■ **What is needed**: Gather, from the data below, each line in which the word "mère" occurs.

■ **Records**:
⁂
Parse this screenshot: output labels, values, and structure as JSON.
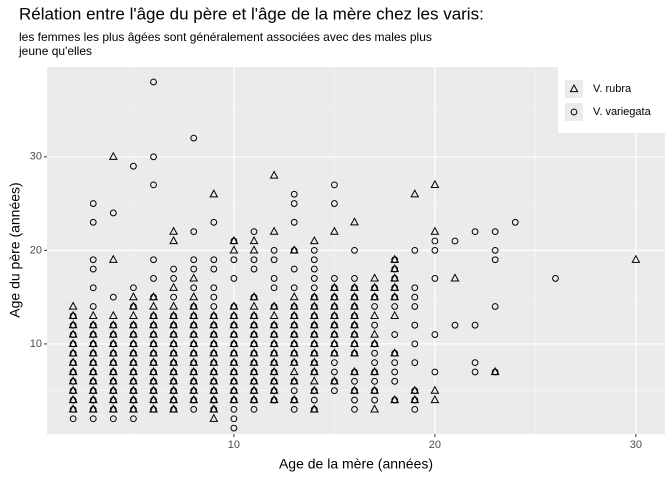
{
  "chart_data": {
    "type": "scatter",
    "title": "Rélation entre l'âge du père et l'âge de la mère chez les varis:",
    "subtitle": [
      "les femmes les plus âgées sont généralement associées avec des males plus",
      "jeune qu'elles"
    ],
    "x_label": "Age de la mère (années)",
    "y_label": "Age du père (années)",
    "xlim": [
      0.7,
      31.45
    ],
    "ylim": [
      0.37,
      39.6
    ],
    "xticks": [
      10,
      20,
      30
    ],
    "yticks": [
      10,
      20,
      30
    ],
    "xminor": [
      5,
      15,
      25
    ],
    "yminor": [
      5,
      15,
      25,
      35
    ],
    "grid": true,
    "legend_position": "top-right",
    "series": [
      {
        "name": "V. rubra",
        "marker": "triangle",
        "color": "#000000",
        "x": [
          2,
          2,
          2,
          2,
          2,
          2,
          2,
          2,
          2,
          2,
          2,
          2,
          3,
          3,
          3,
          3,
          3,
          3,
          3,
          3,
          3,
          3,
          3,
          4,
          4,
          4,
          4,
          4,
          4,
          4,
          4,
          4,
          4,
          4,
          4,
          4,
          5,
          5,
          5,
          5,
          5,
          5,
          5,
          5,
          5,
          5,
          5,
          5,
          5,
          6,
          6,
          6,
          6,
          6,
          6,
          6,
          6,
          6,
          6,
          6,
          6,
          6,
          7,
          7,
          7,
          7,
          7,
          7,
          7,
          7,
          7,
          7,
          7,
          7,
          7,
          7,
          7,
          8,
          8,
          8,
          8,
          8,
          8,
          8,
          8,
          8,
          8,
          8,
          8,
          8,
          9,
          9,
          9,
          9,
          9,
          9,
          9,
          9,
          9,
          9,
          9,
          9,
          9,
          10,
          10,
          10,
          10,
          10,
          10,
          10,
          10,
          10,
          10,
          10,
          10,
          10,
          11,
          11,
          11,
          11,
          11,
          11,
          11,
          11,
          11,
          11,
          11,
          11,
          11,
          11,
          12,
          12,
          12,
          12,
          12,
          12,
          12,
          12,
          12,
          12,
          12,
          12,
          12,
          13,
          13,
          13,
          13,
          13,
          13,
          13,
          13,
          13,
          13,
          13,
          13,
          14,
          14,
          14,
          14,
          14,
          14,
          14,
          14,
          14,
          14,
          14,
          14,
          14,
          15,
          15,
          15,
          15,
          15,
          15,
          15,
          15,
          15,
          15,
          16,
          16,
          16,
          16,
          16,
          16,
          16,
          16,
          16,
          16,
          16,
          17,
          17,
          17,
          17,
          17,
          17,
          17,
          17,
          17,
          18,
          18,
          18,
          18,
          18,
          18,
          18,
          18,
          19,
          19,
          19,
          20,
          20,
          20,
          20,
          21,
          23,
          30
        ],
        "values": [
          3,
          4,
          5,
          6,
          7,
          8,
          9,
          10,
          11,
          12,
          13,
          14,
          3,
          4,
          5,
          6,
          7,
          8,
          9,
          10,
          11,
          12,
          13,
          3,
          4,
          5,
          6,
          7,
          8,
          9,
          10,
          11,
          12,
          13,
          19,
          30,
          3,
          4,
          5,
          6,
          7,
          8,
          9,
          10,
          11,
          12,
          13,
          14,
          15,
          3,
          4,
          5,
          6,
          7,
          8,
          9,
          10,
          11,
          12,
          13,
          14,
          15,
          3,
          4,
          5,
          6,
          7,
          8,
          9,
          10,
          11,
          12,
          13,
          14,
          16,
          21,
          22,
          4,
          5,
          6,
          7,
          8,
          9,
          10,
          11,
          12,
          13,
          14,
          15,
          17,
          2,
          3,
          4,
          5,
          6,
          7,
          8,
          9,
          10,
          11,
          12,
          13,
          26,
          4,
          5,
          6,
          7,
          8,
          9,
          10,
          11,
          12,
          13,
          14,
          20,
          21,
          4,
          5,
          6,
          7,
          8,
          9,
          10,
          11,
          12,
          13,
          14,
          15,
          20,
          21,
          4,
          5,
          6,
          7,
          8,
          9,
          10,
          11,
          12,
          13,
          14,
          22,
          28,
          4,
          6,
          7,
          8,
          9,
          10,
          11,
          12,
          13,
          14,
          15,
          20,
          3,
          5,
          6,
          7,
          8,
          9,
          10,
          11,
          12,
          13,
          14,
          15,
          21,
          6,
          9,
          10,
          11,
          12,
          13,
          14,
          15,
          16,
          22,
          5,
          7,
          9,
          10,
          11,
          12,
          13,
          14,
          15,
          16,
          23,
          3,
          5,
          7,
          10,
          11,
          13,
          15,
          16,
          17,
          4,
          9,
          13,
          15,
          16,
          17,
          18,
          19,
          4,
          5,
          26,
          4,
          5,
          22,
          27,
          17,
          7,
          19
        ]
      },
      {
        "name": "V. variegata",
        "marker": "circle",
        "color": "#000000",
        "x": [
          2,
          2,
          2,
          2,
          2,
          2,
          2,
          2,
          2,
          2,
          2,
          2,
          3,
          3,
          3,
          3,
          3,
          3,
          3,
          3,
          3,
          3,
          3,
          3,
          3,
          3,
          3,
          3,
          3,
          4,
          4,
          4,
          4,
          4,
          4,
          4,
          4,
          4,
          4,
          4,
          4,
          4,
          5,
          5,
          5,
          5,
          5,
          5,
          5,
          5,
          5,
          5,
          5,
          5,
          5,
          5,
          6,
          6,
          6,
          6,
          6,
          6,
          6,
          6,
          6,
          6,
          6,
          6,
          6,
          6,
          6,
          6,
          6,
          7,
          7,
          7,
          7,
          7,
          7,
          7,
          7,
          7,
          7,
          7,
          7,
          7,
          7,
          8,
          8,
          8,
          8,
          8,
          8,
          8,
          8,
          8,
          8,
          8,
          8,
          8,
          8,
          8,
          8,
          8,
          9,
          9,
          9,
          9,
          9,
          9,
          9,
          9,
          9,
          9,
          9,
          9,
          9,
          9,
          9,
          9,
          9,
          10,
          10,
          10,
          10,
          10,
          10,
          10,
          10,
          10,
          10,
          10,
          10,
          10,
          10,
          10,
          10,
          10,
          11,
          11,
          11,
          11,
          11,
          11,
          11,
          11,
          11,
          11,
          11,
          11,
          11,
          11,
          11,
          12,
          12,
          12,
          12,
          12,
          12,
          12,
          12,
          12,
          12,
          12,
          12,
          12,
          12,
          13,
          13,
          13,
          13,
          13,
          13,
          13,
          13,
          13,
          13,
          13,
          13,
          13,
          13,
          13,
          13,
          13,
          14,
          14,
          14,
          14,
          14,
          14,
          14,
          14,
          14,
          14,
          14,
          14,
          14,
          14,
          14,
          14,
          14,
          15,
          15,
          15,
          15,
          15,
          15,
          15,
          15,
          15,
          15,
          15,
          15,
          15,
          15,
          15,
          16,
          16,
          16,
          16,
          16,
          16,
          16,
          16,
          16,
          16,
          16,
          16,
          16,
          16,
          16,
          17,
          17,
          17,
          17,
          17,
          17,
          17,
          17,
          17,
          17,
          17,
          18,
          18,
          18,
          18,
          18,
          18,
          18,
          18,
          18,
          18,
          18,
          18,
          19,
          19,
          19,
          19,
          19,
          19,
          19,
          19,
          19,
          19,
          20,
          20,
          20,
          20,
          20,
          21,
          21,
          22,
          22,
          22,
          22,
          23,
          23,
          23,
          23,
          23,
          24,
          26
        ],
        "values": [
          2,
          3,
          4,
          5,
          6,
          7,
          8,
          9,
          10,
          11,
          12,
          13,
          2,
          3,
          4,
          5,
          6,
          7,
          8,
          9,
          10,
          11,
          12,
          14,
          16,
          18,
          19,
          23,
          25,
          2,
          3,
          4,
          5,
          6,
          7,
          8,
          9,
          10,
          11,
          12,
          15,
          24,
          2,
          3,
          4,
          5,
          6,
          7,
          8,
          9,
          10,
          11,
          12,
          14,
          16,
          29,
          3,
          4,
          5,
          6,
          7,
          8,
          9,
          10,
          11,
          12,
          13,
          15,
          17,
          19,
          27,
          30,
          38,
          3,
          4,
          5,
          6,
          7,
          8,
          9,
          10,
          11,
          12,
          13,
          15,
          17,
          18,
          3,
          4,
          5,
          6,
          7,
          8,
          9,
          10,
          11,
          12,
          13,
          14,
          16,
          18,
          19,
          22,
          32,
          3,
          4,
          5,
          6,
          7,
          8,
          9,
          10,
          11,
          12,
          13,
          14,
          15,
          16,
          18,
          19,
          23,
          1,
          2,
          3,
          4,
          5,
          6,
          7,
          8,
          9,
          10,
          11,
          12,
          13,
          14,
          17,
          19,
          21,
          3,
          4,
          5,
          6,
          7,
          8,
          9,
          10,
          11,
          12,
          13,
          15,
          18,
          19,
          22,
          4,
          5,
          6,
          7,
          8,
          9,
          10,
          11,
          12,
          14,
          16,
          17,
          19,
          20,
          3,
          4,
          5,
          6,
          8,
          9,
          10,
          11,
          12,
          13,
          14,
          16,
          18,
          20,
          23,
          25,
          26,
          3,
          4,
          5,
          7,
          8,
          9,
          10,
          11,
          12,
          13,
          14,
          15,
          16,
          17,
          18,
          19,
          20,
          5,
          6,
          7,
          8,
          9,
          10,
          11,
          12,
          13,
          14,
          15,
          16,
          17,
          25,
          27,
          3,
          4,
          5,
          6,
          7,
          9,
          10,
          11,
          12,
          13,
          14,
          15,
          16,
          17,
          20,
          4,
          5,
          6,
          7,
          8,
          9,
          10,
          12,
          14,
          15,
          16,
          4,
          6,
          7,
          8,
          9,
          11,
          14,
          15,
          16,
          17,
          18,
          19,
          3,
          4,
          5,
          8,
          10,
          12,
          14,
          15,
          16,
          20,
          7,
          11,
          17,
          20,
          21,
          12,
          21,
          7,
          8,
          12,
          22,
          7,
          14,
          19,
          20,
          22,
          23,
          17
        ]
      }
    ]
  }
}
⁂
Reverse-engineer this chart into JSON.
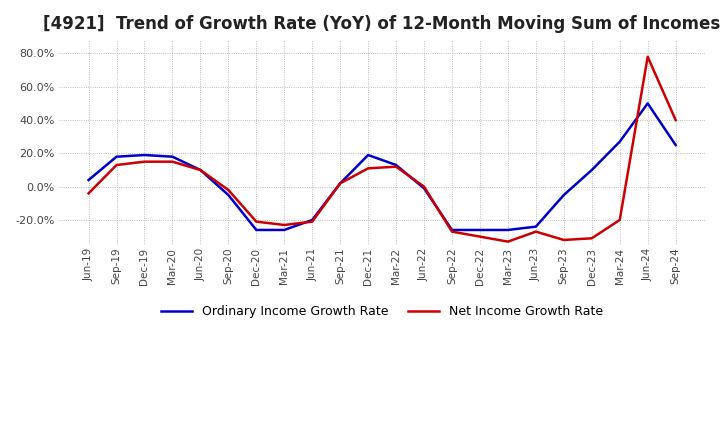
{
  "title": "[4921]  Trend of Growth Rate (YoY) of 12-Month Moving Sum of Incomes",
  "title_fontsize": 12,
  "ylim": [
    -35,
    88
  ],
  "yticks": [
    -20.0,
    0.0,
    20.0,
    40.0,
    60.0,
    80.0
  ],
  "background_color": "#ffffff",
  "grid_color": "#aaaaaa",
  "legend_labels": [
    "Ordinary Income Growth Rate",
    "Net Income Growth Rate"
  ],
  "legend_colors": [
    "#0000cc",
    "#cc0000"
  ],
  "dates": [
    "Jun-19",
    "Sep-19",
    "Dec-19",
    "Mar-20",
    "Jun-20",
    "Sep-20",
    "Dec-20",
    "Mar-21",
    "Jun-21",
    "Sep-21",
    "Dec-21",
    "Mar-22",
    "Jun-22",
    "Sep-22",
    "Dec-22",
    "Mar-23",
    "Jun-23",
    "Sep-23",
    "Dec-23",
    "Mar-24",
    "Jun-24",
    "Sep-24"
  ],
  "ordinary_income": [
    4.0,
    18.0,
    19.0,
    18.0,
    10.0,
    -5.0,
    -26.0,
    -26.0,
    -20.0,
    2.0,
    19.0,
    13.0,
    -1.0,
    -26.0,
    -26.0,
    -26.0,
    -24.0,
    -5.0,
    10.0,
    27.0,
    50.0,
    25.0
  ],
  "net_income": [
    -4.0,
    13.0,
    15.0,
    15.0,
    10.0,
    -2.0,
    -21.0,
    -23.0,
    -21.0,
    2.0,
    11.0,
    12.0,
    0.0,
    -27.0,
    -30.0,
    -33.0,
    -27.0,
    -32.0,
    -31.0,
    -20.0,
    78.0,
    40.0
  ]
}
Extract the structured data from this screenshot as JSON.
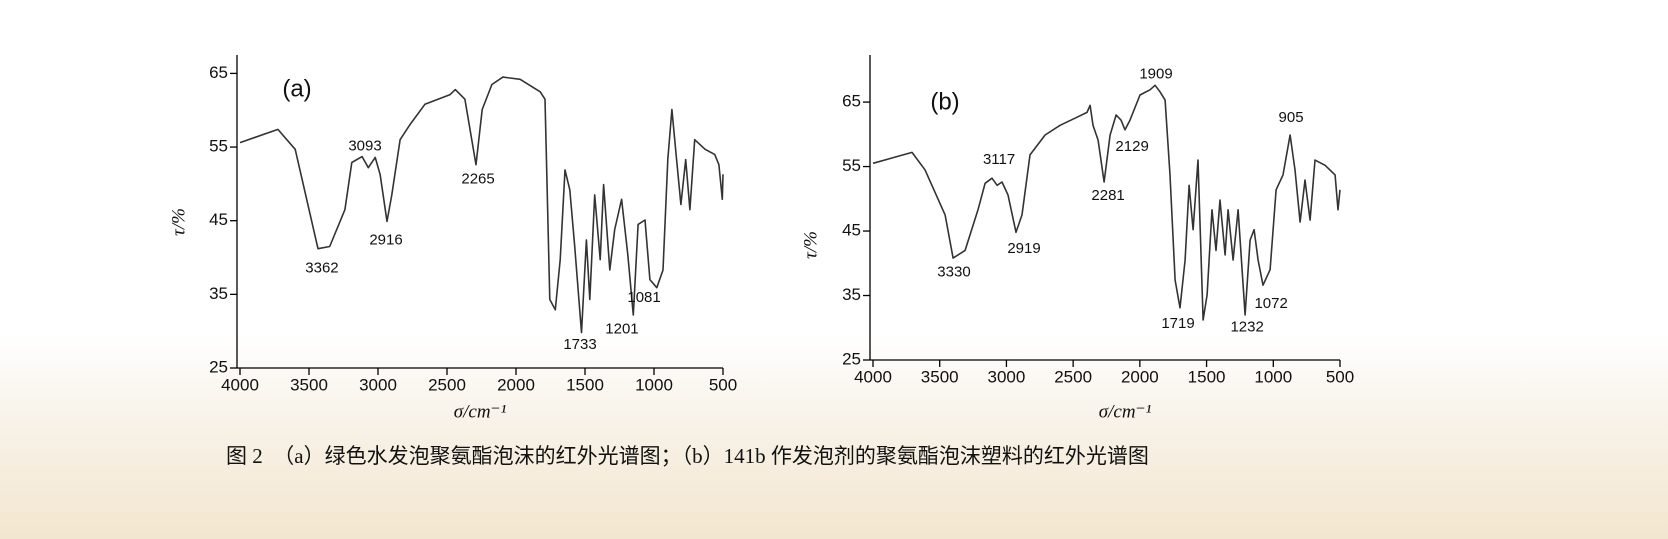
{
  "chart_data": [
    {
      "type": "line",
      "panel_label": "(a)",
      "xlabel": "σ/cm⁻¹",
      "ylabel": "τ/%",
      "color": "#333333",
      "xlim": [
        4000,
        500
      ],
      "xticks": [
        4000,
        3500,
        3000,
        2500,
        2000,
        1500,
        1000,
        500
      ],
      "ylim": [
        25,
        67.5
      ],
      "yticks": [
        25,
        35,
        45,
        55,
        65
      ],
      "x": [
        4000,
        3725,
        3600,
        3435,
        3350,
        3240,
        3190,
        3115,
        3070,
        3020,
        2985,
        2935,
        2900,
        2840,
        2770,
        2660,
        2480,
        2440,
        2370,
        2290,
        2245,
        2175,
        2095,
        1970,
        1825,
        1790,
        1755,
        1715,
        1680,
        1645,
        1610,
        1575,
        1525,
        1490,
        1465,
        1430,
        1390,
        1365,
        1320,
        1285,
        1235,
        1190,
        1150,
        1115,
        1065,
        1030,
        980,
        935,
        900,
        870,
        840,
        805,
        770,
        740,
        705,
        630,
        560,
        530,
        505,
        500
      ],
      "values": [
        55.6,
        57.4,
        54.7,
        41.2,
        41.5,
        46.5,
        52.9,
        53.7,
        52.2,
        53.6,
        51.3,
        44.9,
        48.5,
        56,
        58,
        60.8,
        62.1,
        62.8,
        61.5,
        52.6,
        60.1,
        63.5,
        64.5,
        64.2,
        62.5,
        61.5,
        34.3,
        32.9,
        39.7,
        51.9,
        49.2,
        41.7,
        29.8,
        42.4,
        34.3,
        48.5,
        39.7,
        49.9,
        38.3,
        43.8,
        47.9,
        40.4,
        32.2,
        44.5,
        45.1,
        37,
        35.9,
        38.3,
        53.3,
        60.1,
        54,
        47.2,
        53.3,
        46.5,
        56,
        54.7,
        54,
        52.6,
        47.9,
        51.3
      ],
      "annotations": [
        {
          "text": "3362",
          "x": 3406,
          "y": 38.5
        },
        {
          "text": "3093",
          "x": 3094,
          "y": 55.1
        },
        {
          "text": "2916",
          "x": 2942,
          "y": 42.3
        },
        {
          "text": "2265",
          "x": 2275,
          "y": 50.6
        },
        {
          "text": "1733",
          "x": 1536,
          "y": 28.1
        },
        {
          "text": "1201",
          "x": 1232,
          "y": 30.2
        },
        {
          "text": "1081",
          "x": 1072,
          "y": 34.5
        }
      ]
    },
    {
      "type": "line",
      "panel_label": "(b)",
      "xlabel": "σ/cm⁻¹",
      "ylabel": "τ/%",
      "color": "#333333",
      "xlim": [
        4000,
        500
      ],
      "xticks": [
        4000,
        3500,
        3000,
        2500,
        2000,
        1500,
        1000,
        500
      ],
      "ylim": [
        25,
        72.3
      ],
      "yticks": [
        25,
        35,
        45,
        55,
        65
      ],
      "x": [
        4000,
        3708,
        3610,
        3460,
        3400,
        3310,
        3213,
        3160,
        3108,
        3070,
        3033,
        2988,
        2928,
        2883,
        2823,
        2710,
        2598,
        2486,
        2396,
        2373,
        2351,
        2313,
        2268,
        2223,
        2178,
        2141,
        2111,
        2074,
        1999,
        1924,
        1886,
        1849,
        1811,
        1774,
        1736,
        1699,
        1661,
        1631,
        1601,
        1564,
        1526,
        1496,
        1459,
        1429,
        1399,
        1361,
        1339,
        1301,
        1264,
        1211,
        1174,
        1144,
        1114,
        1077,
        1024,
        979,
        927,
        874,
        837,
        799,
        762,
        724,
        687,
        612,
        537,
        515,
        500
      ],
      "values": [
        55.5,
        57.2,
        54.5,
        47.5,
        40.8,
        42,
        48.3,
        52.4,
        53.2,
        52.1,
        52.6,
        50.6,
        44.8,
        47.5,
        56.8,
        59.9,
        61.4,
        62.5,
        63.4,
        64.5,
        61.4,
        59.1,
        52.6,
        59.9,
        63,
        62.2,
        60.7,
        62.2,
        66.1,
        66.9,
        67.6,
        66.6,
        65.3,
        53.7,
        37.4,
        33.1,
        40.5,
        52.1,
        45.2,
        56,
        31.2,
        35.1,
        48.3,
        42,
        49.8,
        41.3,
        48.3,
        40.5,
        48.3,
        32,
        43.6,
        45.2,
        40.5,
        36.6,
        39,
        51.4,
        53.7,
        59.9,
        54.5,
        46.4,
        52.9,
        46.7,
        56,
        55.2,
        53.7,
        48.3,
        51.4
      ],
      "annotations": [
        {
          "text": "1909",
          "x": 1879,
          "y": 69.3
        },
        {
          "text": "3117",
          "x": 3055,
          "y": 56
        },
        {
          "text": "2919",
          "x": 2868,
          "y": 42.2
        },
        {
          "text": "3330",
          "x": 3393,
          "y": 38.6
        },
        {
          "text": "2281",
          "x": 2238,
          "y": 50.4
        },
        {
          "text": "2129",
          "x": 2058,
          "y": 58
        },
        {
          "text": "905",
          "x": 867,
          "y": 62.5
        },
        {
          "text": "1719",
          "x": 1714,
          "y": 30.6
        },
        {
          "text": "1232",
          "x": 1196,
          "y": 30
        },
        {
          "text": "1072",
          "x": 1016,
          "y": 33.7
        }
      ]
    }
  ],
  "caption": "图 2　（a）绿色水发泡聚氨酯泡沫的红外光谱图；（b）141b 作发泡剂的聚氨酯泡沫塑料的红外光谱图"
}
⁂
■ **Task output**:
    "title": "Rélation entre l'âge du père et l'âge de la mère chez les varis:",
    "x_label": "Age de la mère (années)",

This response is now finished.